Pull out every line of the listing below where "into" appears.

* **Data records**
────────────────────
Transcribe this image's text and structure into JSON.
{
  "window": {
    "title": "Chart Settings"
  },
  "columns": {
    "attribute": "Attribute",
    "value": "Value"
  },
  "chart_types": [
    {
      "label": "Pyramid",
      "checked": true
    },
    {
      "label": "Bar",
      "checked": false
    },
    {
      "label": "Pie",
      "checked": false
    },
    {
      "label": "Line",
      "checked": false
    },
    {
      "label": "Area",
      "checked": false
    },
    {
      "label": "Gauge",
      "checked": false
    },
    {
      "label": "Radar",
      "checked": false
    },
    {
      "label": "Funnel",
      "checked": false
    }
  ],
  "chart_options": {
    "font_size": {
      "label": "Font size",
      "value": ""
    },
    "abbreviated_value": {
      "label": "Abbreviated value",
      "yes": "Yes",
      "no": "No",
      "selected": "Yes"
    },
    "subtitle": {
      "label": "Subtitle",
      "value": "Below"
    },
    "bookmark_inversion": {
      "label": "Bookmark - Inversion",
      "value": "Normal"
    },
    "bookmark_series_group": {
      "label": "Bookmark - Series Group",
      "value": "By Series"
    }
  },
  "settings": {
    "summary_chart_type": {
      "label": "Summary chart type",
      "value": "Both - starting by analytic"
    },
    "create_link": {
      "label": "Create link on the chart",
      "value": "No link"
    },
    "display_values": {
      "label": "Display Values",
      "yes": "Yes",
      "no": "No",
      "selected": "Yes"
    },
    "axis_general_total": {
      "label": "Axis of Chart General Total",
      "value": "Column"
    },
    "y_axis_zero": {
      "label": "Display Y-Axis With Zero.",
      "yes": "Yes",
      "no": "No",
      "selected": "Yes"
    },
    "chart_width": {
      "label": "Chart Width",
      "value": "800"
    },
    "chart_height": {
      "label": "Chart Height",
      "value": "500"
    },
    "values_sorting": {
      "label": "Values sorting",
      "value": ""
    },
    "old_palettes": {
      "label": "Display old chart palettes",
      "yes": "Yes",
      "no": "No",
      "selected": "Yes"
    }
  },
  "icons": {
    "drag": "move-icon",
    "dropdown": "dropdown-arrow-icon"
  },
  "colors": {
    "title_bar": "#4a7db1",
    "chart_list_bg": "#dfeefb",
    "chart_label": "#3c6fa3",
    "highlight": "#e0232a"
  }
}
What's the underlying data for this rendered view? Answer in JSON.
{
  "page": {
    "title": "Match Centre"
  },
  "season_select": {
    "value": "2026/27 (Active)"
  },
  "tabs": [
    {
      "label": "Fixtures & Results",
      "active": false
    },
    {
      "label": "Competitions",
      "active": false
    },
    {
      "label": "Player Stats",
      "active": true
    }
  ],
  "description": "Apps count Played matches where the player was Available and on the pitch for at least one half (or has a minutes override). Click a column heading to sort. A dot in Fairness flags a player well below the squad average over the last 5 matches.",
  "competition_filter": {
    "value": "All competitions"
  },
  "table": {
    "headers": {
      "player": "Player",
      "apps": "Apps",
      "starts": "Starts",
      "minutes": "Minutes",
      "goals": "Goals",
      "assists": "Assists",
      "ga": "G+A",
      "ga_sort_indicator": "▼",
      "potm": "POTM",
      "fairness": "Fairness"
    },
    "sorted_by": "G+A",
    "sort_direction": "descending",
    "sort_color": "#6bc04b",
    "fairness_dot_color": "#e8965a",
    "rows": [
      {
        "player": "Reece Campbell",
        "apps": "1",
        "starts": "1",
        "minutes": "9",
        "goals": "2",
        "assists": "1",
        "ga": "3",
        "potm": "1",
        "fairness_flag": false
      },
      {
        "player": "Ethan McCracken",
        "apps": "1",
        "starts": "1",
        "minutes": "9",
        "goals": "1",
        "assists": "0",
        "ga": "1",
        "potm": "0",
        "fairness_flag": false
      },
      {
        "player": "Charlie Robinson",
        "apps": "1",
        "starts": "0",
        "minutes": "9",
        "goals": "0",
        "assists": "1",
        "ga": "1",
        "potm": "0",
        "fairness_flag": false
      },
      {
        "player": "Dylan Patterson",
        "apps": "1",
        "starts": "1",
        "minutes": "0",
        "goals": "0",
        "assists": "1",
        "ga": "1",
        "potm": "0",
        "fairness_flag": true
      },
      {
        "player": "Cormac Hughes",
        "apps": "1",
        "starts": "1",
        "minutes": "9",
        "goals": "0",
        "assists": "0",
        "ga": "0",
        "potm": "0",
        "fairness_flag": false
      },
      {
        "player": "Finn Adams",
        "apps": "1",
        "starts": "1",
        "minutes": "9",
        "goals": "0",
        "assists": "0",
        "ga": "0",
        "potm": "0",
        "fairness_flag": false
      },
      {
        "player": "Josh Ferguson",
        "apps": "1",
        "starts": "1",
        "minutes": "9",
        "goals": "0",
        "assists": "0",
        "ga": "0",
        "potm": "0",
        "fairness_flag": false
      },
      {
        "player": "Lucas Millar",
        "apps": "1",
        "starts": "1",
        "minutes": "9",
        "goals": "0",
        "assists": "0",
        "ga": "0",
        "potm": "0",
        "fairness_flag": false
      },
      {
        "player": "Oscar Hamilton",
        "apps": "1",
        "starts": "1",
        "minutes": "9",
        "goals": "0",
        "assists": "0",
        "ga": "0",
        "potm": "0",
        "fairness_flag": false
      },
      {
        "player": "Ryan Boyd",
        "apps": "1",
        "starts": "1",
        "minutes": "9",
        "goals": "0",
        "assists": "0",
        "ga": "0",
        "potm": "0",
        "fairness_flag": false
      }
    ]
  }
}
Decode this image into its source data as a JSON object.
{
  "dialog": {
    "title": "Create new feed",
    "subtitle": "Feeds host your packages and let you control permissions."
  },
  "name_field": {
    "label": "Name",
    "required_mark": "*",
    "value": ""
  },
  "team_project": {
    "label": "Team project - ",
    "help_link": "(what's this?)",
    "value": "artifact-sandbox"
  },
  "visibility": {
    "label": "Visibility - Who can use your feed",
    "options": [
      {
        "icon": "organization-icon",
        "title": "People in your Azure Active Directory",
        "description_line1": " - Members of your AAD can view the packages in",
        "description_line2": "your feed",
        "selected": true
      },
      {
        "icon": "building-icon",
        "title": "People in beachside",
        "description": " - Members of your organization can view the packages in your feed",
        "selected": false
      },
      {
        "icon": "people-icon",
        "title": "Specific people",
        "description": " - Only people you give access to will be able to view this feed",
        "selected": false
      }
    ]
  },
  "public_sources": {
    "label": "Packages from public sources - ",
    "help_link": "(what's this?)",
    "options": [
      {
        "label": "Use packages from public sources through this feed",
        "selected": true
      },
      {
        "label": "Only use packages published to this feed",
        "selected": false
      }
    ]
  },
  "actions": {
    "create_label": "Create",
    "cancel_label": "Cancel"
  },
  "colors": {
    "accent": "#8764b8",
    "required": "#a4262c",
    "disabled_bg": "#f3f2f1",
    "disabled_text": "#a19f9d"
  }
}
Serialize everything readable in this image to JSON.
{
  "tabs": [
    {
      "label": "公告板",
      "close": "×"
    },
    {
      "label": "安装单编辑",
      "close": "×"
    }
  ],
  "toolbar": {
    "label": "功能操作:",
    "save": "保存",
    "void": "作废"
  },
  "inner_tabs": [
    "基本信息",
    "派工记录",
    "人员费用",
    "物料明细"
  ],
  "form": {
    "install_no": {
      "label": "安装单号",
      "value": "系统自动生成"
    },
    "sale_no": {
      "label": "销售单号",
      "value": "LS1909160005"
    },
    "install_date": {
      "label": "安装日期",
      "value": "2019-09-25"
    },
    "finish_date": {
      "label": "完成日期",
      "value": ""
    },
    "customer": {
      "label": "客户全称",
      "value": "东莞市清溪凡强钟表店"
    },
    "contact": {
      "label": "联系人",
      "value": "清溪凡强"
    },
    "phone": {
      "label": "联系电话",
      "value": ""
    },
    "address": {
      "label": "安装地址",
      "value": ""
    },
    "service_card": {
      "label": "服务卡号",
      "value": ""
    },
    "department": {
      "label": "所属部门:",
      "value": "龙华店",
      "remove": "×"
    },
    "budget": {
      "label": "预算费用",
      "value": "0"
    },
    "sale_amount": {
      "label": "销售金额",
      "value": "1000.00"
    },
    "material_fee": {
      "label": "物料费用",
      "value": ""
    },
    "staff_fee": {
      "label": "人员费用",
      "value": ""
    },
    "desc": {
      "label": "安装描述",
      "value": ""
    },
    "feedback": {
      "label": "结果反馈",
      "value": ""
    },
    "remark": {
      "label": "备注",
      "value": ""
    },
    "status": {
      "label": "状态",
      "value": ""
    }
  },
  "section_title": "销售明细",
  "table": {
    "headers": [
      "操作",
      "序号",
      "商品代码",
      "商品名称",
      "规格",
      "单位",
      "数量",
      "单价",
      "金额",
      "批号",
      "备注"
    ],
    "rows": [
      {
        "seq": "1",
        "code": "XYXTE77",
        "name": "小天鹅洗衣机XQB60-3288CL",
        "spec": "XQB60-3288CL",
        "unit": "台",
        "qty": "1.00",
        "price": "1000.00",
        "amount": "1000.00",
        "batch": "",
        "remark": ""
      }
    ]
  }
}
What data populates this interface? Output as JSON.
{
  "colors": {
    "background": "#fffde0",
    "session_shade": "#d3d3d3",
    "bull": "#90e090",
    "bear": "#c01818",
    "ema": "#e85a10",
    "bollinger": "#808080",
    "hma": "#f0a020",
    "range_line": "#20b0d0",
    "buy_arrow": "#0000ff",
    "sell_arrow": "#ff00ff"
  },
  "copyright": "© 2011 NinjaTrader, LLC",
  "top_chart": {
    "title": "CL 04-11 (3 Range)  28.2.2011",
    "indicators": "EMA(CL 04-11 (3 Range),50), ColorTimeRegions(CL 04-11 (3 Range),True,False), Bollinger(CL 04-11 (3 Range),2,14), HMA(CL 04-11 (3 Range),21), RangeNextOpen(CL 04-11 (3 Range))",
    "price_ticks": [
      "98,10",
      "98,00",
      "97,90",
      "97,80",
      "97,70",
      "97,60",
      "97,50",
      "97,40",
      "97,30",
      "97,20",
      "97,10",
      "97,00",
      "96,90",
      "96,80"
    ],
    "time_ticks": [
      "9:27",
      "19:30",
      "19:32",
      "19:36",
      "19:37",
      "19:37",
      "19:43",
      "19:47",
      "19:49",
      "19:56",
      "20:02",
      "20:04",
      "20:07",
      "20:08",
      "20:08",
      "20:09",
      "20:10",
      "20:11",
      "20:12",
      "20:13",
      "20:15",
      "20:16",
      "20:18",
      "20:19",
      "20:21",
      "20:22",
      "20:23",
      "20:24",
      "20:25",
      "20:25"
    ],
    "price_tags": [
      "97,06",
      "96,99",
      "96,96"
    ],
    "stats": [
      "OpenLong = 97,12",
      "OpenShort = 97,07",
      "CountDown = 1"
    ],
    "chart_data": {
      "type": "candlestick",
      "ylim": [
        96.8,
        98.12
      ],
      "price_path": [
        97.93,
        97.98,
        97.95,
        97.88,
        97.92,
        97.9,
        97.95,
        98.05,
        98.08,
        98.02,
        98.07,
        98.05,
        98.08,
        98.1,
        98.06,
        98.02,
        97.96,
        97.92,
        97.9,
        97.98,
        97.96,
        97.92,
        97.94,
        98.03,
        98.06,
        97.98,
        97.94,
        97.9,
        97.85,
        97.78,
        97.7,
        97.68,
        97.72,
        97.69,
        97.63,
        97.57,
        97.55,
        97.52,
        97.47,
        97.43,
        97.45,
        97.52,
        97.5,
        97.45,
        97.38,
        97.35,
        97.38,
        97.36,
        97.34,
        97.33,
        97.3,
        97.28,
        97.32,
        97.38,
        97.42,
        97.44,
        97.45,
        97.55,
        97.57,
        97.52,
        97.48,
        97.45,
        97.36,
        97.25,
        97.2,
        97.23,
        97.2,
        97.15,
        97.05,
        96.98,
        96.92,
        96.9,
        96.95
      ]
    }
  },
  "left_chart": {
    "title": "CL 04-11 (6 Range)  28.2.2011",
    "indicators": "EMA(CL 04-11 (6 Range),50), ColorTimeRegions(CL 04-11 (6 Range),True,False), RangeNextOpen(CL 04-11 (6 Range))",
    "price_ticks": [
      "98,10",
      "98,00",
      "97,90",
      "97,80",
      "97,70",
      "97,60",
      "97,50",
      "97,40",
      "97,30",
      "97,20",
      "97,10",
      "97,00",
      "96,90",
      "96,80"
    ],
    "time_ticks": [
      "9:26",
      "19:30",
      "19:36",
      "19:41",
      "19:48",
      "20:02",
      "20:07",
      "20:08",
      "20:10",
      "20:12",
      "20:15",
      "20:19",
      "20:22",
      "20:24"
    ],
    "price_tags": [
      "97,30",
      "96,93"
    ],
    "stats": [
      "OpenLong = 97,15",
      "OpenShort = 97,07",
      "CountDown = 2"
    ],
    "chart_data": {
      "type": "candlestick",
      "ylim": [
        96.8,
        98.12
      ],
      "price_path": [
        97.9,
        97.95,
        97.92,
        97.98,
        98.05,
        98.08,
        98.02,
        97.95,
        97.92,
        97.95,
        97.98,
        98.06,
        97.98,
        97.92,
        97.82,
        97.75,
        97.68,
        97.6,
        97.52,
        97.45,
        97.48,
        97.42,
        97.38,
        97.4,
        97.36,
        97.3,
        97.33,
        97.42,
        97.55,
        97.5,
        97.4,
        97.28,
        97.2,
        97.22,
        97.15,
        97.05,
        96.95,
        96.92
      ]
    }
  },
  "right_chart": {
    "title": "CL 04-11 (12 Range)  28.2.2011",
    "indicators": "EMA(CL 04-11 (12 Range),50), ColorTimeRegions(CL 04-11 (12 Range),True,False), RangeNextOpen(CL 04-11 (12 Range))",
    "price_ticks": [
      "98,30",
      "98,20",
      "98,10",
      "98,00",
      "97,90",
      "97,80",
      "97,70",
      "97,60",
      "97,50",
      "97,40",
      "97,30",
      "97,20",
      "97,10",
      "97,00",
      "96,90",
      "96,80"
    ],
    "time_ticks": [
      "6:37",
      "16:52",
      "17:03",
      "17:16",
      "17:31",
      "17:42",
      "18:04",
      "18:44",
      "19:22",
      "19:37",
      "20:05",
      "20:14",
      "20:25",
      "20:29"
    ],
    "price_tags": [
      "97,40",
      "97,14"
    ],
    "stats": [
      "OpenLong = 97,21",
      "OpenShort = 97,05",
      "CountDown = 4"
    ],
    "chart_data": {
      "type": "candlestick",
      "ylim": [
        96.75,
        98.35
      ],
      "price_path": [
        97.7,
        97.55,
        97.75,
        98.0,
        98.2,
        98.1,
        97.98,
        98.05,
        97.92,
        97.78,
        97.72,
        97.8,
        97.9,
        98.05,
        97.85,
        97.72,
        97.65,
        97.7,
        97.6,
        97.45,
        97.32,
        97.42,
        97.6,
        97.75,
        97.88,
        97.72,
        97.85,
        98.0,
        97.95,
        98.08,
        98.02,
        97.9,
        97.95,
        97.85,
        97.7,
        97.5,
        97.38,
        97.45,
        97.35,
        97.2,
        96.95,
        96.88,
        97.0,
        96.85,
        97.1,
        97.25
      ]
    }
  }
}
────────────────────
* **Output for this exercise**
Transcribe this image's text and structure into JSON.
Decode this image into its source data as a JSON object.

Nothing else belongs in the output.